--- BEGIN Material for the task ---
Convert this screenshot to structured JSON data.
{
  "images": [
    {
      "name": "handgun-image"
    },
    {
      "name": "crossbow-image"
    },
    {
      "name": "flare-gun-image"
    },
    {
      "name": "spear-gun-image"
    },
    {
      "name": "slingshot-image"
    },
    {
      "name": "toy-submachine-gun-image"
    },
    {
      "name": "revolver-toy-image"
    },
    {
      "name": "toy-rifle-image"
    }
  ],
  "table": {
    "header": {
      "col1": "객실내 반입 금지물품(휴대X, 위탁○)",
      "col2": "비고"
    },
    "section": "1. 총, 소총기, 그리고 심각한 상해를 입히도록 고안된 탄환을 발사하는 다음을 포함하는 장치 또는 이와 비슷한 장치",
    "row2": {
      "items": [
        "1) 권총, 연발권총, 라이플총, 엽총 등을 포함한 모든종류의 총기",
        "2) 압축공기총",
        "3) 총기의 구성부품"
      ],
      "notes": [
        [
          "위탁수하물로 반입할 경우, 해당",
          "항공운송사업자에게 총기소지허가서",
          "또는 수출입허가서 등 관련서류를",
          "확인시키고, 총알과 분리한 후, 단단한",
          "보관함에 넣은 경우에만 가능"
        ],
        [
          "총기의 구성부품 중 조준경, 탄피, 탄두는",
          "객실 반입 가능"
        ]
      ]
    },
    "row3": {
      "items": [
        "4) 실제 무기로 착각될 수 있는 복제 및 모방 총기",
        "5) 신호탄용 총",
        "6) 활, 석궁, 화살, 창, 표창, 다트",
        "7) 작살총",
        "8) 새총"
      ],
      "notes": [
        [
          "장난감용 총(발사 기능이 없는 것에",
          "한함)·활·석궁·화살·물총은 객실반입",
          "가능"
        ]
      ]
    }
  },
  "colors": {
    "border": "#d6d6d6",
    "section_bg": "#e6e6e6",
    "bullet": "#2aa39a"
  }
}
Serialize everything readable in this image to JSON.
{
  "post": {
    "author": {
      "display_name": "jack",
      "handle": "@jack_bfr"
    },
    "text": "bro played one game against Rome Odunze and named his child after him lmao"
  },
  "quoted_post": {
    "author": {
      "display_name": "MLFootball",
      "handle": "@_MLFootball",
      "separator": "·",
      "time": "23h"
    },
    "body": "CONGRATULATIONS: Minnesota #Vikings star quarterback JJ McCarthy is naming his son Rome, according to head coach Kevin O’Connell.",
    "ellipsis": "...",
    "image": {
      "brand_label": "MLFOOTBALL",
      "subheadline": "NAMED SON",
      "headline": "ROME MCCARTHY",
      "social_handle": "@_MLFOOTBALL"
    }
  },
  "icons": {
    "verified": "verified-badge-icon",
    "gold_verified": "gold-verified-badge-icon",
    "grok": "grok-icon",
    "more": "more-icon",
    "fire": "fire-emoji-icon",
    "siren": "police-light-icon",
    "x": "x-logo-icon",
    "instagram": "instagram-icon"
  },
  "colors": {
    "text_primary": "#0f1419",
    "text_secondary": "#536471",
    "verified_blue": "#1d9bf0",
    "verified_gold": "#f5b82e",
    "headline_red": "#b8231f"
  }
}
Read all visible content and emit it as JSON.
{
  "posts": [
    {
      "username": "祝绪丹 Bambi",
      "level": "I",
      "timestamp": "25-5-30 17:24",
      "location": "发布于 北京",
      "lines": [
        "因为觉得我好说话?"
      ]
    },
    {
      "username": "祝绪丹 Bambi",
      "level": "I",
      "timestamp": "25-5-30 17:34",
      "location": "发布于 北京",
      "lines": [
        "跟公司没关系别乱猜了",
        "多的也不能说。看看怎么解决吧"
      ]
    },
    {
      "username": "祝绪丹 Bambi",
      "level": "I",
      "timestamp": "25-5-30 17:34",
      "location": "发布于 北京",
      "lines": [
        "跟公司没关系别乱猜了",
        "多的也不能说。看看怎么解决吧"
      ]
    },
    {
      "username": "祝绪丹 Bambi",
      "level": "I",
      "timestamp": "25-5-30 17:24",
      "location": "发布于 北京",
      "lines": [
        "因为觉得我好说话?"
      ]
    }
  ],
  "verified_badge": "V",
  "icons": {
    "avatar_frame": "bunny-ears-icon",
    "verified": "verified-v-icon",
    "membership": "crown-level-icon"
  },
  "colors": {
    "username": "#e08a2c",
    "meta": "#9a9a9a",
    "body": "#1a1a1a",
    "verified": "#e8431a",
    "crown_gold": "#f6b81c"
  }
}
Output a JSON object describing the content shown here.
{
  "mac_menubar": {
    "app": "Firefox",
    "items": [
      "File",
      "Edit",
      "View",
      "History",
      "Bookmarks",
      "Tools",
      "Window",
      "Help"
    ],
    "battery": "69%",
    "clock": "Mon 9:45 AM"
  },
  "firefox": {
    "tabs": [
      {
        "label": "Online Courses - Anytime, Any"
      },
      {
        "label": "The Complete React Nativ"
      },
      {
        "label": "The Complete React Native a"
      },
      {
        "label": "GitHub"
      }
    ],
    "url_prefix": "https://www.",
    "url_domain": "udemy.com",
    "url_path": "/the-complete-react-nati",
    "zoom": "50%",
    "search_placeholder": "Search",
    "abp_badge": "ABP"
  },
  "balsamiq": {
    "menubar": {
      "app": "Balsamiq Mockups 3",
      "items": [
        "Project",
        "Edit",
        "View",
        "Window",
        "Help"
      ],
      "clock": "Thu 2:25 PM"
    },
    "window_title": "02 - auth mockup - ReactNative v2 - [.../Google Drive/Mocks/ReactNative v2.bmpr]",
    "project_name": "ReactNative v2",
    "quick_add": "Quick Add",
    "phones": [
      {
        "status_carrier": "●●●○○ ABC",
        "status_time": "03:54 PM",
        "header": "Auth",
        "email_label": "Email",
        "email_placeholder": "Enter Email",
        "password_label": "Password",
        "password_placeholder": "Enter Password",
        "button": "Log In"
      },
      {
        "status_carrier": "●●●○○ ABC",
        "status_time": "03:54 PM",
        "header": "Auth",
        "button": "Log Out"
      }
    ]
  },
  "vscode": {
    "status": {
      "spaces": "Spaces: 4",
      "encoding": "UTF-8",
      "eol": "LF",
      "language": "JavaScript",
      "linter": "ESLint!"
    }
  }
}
--- END Material for the task ---
■ **Task objective**:
Return the whole listing exactly.

■ **Exercise output**:
Convert this screenshot to structured JSON data.
{
  "images": [
    {
      "name": "handgun-image"
    },
    {
      "name": "crossbow-image"
    },
    {
      "name": "flare-gun-image"
    },
    {
      "name": "spear-gun-image"
    },
    {
      "name": "slingshot-image"
    },
    {
      "name": "toy-submachine-gun-image"
    },
    {
      "name": "revolver-toy-image"
    },
    {
      "name": "toy-rifle-image"
    }
  ],
  "table": {
    "header": {
      "col1": "객실내 반입 금지물품(휴대X, 위탁○)",
      "col2": "비고"
    },
    "section": "1. 총, 소총기, 그리고 심각한 상해를 입히도록 고안된 탄환을 발사하는 다음을 포함하는 장치 또는 이와 비슷한 장치",
    "row2": {
      "items": [
        "1) 권총, 연발권총, 라이플총, 엽총 등을 포함한 모든종류의 총기",
        "2) 압축공기총",
        "3) 총기의 구성부품"
      ],
      "notes": [
        [
          "위탁수하물로 반입할 경우, 해당",
          "항공운송사업자에게 총기소지허가서",
          "또는 수출입허가서 등 관련서류를",
          "확인시키고, 총알과 분리한 후, 단단한",
          "보관함에 넣은 경우에만 가능"
        ],
        [
          "총기의 구성부품 중 조준경, 탄피, 탄두는",
          "객실 반입 가능"
        ]
      ]
    },
    "row3": {
      "items": [
        "4) 실제 무기로 착각될 수 있는 복제 및 모방 총기",
        "5) 신호탄용 총",
        "6) 활, 석궁, 화살, 창, 표창, 다트",
        "7) 작살총",
        "8) 새총"
      ],
      "notes": [
        [
          "장난감용 총(발사 기능이 없는 것에",
          "한함)·활·석궁·화살·물총은 객실반입",
          "가능"
        ]
      ]
    }
  },
  "colors": {
    "border": "#d6d6d6",
    "section_bg": "#e6e6e6",
    "bullet": "#2aa39a"
  }
}
Serialize everything readable in this image to JSON.
{
  "post": {
    "author": {
      "display_name": "jack",
      "handle": "@jack_bfr"
    },
    "text": "bro played one game against Rome Odunze and named his child after him lmao"
  },
  "quoted_post": {
    "author": {
      "display_name": "MLFootball",
      "handle": "@_MLFootball",
      "separator": "·",
      "time": "23h"
    },
    "body": "CONGRATULATIONS: Minnesota #Vikings star quarterback JJ McCarthy is naming his son Rome, according to head coach Kevin O’Connell.",
    "ellipsis": "...",
    "image": {
      "brand_label": "MLFOOTBALL",
      "subheadline": "NAMED SON",
      "headline": "ROME MCCARTHY",
      "social_handle": "@_MLFOOTBALL"
    }
  },
  "icons": {
    "verified": "verified-badge-icon",
    "gold_verified": "gold-verified-badge-icon",
    "grok": "grok-icon",
    "more": "more-icon",
    "fire": "fire-emoji-icon",
    "siren": "police-light-icon",
    "x": "x-logo-icon",
    "instagram": "instagram-icon"
  },
  "colors": {
    "text_primary": "#0f1419",
    "text_secondary": "#536471",
    "verified_blue": "#1d9bf0",
    "verified_gold": "#f5b82e",
    "headline_red": "#b8231f"
  }
}
Read all visible content and emit it as JSON.
{
  "posts": [
    {
      "username": "祝绪丹 Bambi",
      "level": "I",
      "timestamp": "25-5-30 17:24",
      "location": "发布于 北京",
      "lines": [
        "因为觉得我好说话?"
      ]
    },
    {
      "username": "祝绪丹 Bambi",
      "level": "I",
      "timestamp": "25-5-30 17:34",
      "location": "发布于 北京",
      "lines": [
        "跟公司没关系别乱猜了",
        "多的也不能说。看看怎么解决吧"
      ]
    },
    {
      "username": "祝绪丹 Bambi",
      "level": "I",
      "timestamp": "25-5-30 17:34",
      "location": "发布于 北京",
      "lines": [
        "跟公司没关系别乱猜了",
        "多的也不能说。看看怎么解决吧"
      ]
    },
    {
      "username": "祝绪丹 Bambi",
      "level": "I",
      "timestamp": "25-5-30 17:24",
      "location": "发布于 北京",
      "lines": [
        "因为觉得我好说话?"
      ]
    }
  ],
  "verified_badge": "V",
  "icons": {
    "avatar_frame": "bunny-ears-icon",
    "verified": "verified-v-icon",
    "membership": "crown-level-icon"
  },
  "colors": {
    "username": "#e08a2c",
    "meta": "#9a9a9a",
    "body": "#1a1a1a",
    "verified": "#e8431a",
    "crown_gold": "#f6b81c"
  }
}
Output a JSON object describing the content shown here.
{
  "mac_menubar": {
    "app": "Firefox",
    "items": [
      "File",
      "Edit",
      "View",
      "History",
      "Bookmarks",
      "Tools",
      "Window",
      "Help"
    ],
    "battery": "69%",
    "clock": "Mon 9:45 AM"
  },
  "firefox": {
    "tabs": [
      {
        "label": "Online Courses - Anytime, Any"
      },
      {
        "label": "The Complete React Nativ"
      },
      {
        "label": "The Complete React Native a"
      },
      {
        "label": "GitHub"
      }
    ],
    "url_prefix": "https://www.",
    "url_domain": "udemy.com",
    "url_path": "/the-complete-react-nati",
    "zoom": "50%",
    "search_placeholder": "Search",
    "abp_badge": "ABP"
  },
  "balsamiq": {
    "menubar": {
      "app": "Balsamiq Mockups 3",
      "items": [
        "Project",
        "Edit",
        "View",
        "Window",
        "Help"
      ],
      "clock": "Thu 2:25 PM"
    },
    "window_title": "02 - auth mockup - ReactNative v2 - [.../Google Drive/Mocks/ReactNative v2.bmpr]",
    "project_name": "ReactNative v2",
    "quick_add": "Quick Add",
    "phones": [
      {
        "status_carrier": "●●●○○ ABC",
        "status_time": "03:54 PM",
        "header": "Auth",
        "email_label": "Email",
        "email_placeholder": "Enter Email",
        "password_label": "Password",
        "password_placeholder": "Enter Password",
        "button": "Log In"
      },
      {
        "status_carrier": "●●●○○ ABC",
        "status_time": "03:54 PM",
        "header": "Auth",
        "button": "Log Out"
      }
    ]
  },
  "vscode": {
    "status": {
      "spaces": "Spaces: 4",
      "encoding": "UTF-8",
      "eol": "LF",
      "language": "JavaScript",
      "linter": "ESLint!"
    }
  }
}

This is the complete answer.